| TASK INSTRUCTIONS |
Look through the records below and collect all lines that hold the string "this".

(Items from a figure collection)
>> START

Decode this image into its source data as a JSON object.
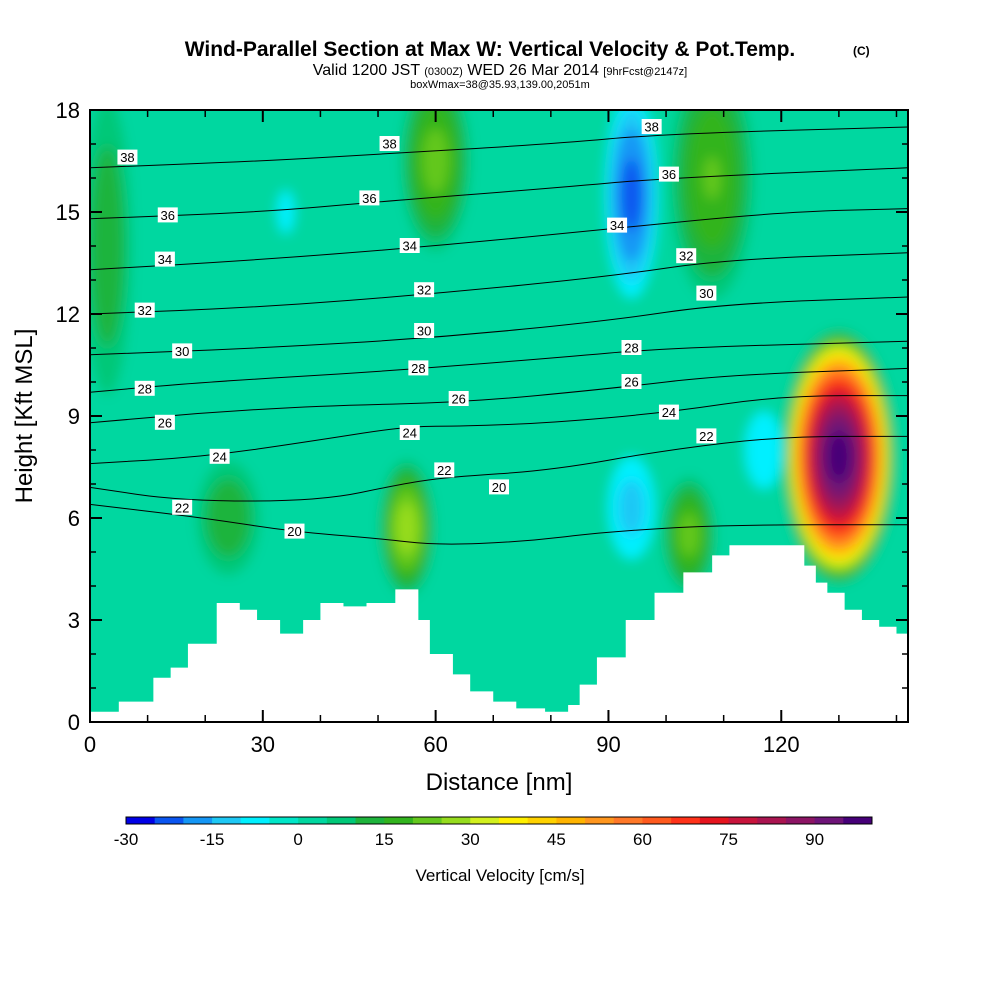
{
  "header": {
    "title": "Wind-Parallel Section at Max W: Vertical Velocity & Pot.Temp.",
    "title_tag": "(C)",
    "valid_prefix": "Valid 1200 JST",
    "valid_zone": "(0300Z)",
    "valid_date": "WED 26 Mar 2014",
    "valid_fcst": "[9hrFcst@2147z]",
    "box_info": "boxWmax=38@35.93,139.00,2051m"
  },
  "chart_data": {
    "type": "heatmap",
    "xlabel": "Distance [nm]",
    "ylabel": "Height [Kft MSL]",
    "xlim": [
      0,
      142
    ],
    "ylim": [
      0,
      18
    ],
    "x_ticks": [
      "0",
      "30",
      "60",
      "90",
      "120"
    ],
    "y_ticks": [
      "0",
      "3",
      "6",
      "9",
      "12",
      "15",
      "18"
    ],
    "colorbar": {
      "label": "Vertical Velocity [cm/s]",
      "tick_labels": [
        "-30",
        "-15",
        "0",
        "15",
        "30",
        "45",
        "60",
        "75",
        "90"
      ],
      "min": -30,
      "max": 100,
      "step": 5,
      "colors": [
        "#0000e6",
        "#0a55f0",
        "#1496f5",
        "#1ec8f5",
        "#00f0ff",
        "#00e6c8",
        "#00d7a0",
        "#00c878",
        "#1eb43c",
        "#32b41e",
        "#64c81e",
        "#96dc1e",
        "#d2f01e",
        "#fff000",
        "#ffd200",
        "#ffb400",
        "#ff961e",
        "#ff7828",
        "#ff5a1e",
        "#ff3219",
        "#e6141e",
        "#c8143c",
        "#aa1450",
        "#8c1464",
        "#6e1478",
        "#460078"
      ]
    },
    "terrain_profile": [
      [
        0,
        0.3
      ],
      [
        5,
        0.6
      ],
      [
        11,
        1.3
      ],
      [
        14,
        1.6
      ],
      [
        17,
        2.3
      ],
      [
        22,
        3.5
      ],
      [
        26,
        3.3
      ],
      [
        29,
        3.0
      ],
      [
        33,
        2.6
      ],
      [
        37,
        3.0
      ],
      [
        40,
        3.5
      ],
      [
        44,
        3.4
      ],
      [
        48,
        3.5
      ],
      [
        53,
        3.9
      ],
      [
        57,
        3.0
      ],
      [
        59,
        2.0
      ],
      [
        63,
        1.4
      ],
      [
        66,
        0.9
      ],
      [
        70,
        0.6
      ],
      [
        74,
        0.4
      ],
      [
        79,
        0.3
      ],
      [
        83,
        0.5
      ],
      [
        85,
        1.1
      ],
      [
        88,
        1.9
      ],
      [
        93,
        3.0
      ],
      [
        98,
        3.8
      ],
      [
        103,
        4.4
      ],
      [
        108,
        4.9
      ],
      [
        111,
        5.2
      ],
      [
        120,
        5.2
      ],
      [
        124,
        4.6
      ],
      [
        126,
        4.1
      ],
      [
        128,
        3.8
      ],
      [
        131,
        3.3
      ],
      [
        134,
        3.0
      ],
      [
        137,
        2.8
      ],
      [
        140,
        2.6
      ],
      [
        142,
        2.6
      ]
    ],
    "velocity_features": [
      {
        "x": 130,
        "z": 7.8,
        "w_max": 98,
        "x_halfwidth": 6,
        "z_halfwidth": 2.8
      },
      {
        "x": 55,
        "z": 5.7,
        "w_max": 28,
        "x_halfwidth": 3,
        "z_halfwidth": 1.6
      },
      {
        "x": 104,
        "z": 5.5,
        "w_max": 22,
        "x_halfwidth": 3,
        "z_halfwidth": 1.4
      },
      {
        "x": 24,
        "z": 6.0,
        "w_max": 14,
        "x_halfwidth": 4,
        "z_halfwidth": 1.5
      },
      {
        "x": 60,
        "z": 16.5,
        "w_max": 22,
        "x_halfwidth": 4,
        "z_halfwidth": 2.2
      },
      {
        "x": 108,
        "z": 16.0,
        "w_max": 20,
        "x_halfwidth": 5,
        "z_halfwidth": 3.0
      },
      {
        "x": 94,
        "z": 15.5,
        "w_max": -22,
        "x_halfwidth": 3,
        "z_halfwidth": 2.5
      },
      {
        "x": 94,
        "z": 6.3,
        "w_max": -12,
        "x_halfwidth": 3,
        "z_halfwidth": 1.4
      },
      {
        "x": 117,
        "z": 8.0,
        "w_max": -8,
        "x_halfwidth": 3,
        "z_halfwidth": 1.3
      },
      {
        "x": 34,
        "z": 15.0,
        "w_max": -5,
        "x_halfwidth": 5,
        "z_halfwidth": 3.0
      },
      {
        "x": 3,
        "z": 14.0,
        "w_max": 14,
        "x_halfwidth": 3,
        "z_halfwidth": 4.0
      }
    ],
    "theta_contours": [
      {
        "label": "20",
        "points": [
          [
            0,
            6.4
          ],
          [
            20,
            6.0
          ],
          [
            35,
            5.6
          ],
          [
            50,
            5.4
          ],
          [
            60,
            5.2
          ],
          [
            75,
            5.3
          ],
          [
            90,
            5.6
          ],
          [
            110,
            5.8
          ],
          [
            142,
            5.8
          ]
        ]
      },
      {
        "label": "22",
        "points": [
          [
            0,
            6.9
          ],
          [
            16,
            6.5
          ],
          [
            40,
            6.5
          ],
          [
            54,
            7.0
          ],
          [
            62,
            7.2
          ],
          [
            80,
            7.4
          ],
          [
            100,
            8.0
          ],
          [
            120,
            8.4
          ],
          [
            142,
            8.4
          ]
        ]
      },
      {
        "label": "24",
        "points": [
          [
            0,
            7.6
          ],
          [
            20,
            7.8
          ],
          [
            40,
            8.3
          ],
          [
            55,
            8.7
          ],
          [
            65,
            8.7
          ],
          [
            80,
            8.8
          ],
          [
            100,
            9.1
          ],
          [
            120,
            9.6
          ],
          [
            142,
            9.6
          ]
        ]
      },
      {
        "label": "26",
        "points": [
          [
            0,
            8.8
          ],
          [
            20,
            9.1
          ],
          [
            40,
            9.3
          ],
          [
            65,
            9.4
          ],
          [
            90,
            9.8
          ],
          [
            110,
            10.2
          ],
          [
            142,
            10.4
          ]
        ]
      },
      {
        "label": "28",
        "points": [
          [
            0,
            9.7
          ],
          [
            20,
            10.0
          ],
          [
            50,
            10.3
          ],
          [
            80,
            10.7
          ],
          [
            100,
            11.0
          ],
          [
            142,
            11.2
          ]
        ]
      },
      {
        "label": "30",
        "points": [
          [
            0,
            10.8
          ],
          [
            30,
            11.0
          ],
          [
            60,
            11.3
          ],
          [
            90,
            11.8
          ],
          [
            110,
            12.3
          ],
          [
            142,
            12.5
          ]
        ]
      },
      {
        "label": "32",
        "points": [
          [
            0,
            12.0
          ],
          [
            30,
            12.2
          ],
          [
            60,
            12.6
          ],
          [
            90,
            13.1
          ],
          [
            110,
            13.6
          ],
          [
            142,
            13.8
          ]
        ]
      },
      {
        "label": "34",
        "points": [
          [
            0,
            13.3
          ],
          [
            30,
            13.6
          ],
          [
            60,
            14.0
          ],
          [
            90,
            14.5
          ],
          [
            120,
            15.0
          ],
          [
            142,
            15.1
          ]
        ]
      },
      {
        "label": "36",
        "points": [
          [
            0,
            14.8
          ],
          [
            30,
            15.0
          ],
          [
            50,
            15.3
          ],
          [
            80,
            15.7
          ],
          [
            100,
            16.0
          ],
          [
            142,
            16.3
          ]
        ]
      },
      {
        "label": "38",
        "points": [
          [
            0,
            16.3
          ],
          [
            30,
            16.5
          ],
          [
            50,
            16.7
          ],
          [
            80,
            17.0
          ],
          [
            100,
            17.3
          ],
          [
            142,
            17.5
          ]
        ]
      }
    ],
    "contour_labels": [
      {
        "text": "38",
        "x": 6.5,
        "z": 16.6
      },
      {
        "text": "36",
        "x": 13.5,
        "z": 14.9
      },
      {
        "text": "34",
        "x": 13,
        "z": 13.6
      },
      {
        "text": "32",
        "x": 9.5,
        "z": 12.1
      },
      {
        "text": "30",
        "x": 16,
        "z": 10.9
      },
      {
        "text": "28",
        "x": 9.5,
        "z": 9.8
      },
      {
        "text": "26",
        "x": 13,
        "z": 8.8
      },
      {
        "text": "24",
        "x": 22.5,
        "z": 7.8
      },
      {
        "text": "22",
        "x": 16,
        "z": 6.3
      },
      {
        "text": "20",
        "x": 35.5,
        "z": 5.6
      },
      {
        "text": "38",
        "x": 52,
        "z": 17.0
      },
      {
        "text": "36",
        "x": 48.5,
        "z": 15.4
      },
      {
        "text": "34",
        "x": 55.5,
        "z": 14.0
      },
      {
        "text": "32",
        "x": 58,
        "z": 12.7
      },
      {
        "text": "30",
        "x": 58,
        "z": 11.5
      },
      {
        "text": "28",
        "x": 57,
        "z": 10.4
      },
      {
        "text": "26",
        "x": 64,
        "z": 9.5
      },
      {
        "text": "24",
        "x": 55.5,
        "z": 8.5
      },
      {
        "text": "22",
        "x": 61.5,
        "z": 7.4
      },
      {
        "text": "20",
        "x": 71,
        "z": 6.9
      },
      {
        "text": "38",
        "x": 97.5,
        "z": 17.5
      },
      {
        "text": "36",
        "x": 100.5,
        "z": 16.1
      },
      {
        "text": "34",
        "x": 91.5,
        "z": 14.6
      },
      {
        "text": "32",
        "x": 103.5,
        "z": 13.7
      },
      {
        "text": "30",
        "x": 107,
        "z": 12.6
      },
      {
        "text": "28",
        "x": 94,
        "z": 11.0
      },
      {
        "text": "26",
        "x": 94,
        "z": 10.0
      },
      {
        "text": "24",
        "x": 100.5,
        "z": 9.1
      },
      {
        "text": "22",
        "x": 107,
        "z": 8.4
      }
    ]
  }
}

>> END
>> START

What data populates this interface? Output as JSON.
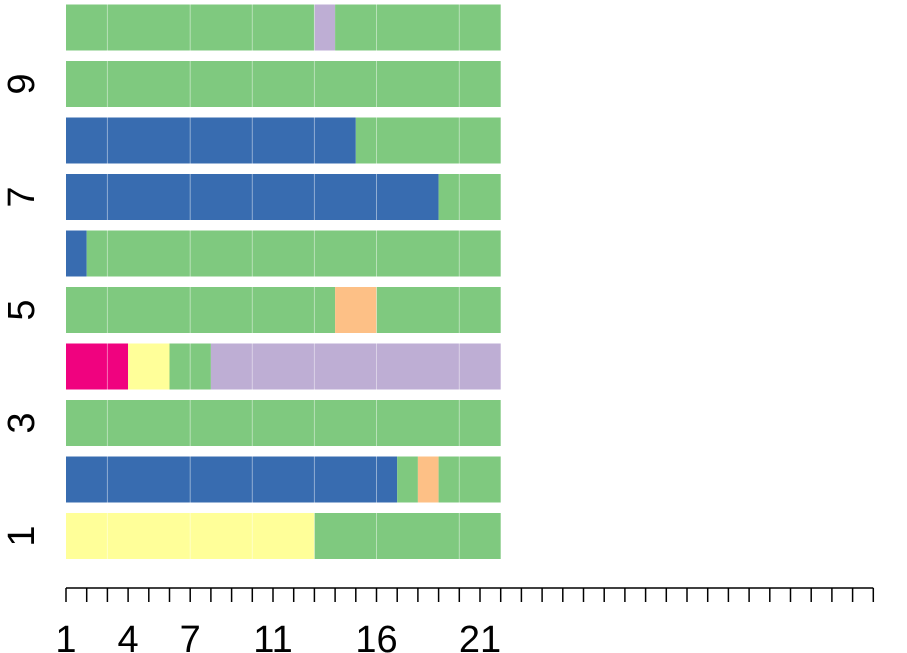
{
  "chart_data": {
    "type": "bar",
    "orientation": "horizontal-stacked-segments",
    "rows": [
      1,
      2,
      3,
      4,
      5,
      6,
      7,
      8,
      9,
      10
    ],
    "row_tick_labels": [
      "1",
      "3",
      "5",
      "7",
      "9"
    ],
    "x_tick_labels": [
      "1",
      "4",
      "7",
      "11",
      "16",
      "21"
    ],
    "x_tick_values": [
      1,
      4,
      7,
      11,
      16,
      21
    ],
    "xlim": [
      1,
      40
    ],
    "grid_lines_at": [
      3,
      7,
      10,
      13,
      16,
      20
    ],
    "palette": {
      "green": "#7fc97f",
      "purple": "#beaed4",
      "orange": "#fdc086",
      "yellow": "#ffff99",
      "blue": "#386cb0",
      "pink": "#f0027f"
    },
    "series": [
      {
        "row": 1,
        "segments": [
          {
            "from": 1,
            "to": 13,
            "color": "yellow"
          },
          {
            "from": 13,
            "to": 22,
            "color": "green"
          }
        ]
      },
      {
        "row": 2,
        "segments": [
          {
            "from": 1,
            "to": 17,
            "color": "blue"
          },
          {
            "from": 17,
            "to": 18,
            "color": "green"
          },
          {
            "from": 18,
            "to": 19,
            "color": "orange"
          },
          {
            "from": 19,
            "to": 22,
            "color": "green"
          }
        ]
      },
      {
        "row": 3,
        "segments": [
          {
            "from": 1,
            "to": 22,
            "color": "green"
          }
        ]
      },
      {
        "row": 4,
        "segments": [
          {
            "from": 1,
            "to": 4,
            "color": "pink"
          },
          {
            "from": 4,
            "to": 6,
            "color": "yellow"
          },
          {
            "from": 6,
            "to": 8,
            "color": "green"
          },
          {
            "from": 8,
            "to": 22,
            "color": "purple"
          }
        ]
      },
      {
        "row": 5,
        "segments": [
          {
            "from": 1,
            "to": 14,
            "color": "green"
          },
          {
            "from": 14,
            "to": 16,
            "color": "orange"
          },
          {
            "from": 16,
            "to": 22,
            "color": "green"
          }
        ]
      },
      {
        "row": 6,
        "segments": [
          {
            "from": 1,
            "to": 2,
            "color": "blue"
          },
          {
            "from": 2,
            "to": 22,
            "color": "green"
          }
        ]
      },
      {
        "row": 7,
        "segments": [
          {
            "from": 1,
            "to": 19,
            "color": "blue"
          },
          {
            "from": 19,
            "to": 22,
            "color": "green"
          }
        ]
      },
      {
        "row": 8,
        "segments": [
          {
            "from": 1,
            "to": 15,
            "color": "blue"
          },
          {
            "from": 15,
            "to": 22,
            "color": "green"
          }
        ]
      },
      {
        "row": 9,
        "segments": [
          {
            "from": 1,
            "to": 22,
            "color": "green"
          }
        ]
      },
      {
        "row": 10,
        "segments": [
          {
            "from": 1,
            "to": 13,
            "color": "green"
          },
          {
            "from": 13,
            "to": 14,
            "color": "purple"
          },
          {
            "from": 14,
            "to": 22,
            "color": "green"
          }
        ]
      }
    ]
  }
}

>> END

| SOLVED EXERCISE |
Decode this image into its source data as a JSON object.
What data populates this interface? Output as JSON.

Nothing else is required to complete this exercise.